▶ **Data**:
--- Start ---
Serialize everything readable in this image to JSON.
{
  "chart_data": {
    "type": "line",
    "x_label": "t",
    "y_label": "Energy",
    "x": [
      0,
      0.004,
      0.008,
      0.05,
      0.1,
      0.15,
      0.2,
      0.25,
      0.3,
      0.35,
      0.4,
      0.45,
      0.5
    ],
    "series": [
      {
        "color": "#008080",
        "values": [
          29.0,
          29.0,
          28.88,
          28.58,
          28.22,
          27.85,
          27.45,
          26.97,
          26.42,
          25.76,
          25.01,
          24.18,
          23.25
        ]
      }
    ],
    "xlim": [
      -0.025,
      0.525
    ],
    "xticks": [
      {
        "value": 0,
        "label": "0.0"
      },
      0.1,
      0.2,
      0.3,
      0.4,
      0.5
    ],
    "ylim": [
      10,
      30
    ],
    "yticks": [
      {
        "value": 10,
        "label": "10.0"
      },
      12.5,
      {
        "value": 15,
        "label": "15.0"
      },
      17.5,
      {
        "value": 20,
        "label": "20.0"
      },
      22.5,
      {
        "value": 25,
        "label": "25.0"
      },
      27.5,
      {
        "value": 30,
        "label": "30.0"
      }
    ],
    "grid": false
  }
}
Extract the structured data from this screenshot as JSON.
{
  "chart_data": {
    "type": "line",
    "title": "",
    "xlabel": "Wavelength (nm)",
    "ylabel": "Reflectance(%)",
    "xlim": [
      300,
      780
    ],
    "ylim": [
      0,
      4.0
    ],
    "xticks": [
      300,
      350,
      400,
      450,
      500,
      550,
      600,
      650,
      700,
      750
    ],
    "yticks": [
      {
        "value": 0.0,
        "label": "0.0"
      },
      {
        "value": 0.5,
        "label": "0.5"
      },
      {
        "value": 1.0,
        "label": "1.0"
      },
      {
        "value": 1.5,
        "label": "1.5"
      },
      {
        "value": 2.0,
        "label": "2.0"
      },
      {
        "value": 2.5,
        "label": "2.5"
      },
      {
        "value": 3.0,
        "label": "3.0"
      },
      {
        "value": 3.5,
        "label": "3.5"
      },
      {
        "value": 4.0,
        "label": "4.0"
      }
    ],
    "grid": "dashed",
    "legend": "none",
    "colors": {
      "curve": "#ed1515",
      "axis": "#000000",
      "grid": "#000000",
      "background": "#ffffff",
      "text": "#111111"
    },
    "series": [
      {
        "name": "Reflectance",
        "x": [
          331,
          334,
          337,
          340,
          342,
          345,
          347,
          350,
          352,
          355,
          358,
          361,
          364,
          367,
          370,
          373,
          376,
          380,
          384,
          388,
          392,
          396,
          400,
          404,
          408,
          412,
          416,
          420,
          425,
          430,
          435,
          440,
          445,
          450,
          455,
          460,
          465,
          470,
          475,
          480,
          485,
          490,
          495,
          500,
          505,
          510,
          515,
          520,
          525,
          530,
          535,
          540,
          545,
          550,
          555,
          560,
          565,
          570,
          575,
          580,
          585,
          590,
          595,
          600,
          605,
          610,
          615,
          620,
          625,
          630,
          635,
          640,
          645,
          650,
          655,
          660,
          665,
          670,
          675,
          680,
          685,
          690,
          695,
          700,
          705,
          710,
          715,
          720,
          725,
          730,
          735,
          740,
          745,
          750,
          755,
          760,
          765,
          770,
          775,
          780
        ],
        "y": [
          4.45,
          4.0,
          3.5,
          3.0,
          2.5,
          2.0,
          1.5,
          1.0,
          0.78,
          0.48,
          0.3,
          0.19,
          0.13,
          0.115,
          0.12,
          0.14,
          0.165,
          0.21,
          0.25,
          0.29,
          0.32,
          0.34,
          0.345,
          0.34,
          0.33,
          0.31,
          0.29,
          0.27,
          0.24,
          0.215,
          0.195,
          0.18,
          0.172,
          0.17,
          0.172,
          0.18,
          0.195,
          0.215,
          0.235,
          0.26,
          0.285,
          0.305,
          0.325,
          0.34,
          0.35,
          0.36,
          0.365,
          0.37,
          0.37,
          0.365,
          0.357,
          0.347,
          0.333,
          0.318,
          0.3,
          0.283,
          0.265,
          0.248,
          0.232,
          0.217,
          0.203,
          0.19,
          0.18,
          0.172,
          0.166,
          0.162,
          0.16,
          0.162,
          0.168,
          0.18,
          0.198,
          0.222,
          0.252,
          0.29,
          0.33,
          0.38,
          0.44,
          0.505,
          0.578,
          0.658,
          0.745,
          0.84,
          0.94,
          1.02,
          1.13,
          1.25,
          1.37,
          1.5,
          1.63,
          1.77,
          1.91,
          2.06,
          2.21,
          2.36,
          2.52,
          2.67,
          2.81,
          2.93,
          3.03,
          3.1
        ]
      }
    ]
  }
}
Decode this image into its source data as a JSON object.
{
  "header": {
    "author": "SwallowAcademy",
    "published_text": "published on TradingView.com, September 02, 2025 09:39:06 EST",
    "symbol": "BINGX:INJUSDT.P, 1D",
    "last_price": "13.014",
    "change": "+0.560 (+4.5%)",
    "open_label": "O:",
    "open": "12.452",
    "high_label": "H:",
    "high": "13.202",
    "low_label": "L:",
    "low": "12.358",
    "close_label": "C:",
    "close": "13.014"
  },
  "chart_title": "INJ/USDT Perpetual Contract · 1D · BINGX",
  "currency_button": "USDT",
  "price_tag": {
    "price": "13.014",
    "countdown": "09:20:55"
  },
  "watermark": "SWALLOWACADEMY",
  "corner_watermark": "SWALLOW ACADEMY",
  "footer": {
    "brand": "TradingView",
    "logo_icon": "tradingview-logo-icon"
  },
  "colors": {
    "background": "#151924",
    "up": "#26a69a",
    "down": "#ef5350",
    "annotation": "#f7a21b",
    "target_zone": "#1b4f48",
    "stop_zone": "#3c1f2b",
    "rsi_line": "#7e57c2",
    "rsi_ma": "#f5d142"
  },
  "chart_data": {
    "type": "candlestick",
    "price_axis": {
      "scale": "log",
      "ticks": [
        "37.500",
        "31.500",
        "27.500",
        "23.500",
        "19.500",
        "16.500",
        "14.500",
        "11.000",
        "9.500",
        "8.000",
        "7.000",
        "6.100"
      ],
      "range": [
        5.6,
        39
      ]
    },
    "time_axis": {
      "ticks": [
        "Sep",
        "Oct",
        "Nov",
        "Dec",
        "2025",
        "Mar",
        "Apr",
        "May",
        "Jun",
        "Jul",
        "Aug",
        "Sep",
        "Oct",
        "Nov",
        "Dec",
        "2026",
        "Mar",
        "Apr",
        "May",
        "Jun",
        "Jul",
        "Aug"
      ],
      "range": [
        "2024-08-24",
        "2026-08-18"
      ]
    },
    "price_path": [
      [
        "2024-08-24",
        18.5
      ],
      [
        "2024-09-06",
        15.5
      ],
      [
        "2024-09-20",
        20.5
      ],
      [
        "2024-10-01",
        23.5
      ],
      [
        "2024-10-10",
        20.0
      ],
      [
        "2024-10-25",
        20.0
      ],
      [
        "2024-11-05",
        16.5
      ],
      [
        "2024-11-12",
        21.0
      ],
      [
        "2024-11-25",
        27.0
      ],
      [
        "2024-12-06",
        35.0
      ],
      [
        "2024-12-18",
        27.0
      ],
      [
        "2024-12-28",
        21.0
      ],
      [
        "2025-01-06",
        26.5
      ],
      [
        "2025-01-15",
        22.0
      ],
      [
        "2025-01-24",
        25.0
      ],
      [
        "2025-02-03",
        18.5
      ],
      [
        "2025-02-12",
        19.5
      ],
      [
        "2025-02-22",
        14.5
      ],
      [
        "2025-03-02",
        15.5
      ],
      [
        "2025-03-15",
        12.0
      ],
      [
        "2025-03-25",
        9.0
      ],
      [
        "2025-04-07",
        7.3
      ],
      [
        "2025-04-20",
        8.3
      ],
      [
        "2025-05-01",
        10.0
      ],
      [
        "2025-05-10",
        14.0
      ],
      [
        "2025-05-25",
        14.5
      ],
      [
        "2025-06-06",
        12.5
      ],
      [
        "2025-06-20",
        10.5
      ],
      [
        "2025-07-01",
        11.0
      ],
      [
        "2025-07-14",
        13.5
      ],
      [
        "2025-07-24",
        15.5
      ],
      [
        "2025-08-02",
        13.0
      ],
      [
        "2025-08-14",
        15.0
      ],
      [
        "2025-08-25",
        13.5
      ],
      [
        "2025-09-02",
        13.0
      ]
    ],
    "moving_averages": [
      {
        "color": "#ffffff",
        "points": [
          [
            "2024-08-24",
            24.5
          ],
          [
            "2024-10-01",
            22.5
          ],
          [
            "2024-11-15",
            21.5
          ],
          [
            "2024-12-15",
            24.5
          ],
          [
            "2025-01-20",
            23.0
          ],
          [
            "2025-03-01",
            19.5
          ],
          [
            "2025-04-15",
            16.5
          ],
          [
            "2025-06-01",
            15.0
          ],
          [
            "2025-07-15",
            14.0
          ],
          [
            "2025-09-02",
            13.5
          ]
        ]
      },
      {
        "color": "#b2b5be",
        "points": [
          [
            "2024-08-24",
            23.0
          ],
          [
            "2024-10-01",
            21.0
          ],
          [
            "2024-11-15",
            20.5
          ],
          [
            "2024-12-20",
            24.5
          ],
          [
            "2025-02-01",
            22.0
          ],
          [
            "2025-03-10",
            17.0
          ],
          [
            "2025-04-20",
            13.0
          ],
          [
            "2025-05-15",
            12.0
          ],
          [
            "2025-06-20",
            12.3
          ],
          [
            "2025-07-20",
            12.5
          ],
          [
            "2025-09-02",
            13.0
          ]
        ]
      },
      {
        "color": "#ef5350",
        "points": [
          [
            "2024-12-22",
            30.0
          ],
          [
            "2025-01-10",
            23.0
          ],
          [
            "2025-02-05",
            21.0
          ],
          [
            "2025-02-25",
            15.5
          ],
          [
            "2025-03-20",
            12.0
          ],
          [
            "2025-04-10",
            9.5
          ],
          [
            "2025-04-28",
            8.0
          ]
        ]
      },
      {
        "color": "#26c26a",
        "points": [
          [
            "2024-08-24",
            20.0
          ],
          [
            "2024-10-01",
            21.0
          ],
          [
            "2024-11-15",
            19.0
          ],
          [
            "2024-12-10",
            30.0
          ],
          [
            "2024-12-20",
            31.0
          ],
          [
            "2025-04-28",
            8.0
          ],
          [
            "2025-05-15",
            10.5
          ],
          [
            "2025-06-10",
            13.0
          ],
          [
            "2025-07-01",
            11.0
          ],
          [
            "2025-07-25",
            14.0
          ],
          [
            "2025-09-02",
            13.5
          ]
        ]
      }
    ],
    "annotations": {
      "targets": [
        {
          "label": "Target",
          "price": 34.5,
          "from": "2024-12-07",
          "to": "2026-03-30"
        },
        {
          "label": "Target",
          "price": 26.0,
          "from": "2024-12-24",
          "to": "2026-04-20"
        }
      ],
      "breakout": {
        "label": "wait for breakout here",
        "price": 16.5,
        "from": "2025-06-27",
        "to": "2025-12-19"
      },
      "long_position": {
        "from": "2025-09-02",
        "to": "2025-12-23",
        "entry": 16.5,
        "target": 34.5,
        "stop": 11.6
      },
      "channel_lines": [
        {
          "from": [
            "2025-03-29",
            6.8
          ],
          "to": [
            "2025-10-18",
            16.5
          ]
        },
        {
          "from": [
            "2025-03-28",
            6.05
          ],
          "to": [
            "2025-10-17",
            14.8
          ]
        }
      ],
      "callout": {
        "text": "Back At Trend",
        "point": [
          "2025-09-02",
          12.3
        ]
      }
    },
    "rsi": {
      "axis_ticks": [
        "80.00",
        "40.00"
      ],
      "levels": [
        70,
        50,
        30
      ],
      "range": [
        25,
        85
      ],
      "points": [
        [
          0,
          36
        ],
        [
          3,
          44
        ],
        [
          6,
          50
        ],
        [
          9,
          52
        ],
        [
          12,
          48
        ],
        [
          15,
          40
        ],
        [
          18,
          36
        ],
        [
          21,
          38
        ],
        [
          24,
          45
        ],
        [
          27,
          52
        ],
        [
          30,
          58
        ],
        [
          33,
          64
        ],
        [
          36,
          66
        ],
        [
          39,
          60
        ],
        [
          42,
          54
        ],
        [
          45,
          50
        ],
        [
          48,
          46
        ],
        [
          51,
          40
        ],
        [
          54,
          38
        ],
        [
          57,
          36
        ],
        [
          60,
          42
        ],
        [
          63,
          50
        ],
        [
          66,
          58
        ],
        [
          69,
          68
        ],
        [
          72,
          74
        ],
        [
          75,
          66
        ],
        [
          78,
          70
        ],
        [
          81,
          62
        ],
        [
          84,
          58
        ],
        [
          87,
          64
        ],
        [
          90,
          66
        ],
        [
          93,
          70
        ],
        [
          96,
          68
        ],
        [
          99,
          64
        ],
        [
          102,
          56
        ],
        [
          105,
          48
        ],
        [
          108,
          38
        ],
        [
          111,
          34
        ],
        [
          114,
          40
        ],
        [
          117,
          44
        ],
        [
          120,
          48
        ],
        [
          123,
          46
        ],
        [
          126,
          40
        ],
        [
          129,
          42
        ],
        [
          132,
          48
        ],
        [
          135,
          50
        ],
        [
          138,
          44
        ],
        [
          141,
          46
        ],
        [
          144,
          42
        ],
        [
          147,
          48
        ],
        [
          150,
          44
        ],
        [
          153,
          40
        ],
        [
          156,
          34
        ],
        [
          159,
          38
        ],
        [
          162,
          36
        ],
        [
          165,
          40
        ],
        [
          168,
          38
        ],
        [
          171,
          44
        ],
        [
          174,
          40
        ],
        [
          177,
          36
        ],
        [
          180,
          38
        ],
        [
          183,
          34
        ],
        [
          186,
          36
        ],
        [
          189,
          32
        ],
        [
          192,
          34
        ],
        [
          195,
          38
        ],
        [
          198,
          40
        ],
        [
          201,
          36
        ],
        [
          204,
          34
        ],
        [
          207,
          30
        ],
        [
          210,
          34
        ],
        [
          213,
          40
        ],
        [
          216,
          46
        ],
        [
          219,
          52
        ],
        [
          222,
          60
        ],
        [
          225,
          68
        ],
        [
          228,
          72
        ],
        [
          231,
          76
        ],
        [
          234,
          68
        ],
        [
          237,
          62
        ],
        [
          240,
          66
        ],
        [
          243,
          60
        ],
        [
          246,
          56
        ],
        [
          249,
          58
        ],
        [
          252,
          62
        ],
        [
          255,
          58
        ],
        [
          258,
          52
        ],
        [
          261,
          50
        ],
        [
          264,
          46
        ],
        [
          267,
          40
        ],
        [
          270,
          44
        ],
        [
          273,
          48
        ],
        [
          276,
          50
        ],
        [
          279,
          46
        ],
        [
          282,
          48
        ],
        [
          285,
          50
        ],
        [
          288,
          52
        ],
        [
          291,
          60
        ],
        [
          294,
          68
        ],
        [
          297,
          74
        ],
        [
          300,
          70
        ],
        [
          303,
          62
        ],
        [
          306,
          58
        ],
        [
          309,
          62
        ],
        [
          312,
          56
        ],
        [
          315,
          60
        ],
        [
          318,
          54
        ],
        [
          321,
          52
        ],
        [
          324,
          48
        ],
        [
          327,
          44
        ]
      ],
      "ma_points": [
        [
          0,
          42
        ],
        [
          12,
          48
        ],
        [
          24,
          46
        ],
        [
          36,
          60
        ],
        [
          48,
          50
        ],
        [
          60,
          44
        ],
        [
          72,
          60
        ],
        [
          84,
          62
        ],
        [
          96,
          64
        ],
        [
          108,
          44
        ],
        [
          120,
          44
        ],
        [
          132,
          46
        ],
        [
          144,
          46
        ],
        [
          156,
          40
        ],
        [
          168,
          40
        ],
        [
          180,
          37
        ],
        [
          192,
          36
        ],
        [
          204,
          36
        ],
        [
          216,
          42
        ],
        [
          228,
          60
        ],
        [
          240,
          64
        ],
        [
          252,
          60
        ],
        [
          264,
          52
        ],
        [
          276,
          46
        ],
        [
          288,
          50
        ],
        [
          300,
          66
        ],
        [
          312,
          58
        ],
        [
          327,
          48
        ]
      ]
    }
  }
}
--- End ---
Gather and copy every line of the data in which the string "image" is found.

▶ **Result of this task**:
Serialize everything readable in this image to JSON.
Decode this image into its source data as a JSON object.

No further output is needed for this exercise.